> [DATA UNDER STUDY]

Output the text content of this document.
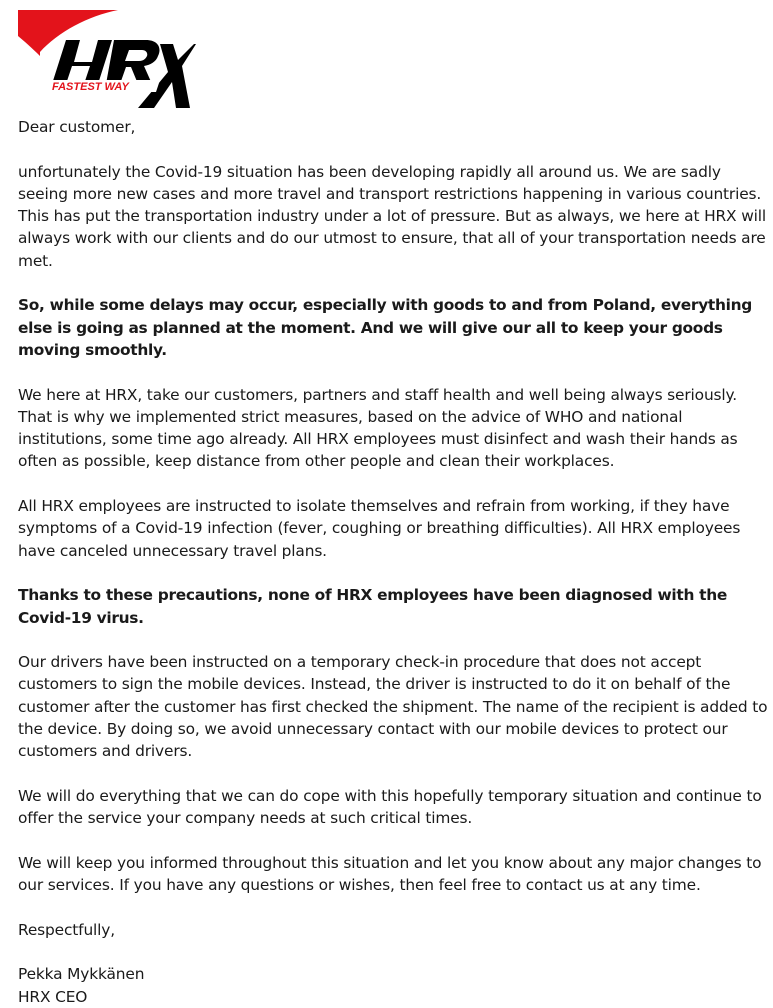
FASTEST WAY

Dear customer,

unfortunately the Covid-19 situation has been developing rapidly all around us. We are sadly seeing more new cases and more travel and transport restrictions happening in various countries. This has put the transportation industry under a lot of pressure. But as always, we here at HRX will always work with our clients and do our utmost to ensure, that all of your transportation needs are met.

So, while some delays may occur, especially with goods to and from Poland, everything else is going as planned at the moment. And we will give our all to keep your goods moving smoothly.

We here at HRX, take our customers, partners and staff health and well being always seriously. That is why we implemented strict measures, based on the advice of WHO and national institutions, some time ago already. All HRX employees must disinfect and wash their hands as often as possible, keep distance from other people and clean their workplaces.

All HRX employees are instructed to isolate themselves and refrain from working, if they have symptoms of a Covid-19 infection (fever, coughing or breathing difficulties). All HRX employees have canceled unnecessary travel plans.

Thanks to these precautions, none of HRX employees have been diagnosed with the Covid-19 virus.

Our drivers have been instructed on a temporary check-in procedure that does not accept customers to sign the mobile devices. Instead, the driver is instructed to do it on behalf of the customer after the customer has first checked the shipment. The name of the recipient is added to the device. By doing so, we avoid unnecessary contact with our mobile devices to protect our customers and drivers.

We will do everything that we can do cope with this hopefully temporary situation and continue to offer the service your company needs at such critical times.

We will keep you informed throughout this situation and let you know about any major changes to our services. If you have any questions or wishes, then feel free to contact us at any time.

Respectfully,

Pekka Mykkänen

HRX CEO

> [WHAT IS NEEDED] Print the complete listing exactly, apart from any pictures.

> [SOLUTION TO THE EXERCISE]
Output the text content of this document.
FASTEST WAY

Dear customer,

unfortunately the Covid-19 situation has been developing rapidly all around us. We are sadly seeing more new cases and more travel and transport restrictions happening in various countries. This has put the transportation industry under a lot of pressure. But as always, we here at HRX will always work with our clients and do our utmost to ensure, that all of your transportation needs are met.

So, while some delays may occur, especially with goods to and from Poland, everything else is going as planned at the moment. And we will give our all to keep your goods moving smoothly.

We here at HRX, take our customers, partners and staff health and well being always seriously. That is why we implemented strict measures, based on the advice of WHO and national institutions, some time ago already. All HRX employees must disinfect and wash their hands as often as possible, keep distance from other people and clean their workplaces.

All HRX employees are instructed to isolate themselves and refrain from working, if they have symptoms of a Covid-19 infection (fever, coughing or breathing difficulties). All HRX employees have canceled unnecessary travel plans.

Thanks to these precautions, none of HRX employees have been diagnosed with the Covid-19 virus.

Our drivers have been instructed on a temporary check-in procedure that does not accept customers to sign the mobile devices. Instead, the driver is instructed to do it on behalf of the customer after the customer has first checked the shipment. The name of the recipient is added to the device. By doing so, we avoid unnecessary contact with our mobile devices to protect our customers and drivers.

We will do everything that we can do cope with this hopefully temporary situation and continue to offer the service your company needs at such critical times.

We will keep you informed throughout this situation and let you know about any major changes to our services. If you have any questions or wishes, then feel free to contact us at any time.

Respectfully,

Pekka Mykkänen

HRX CEO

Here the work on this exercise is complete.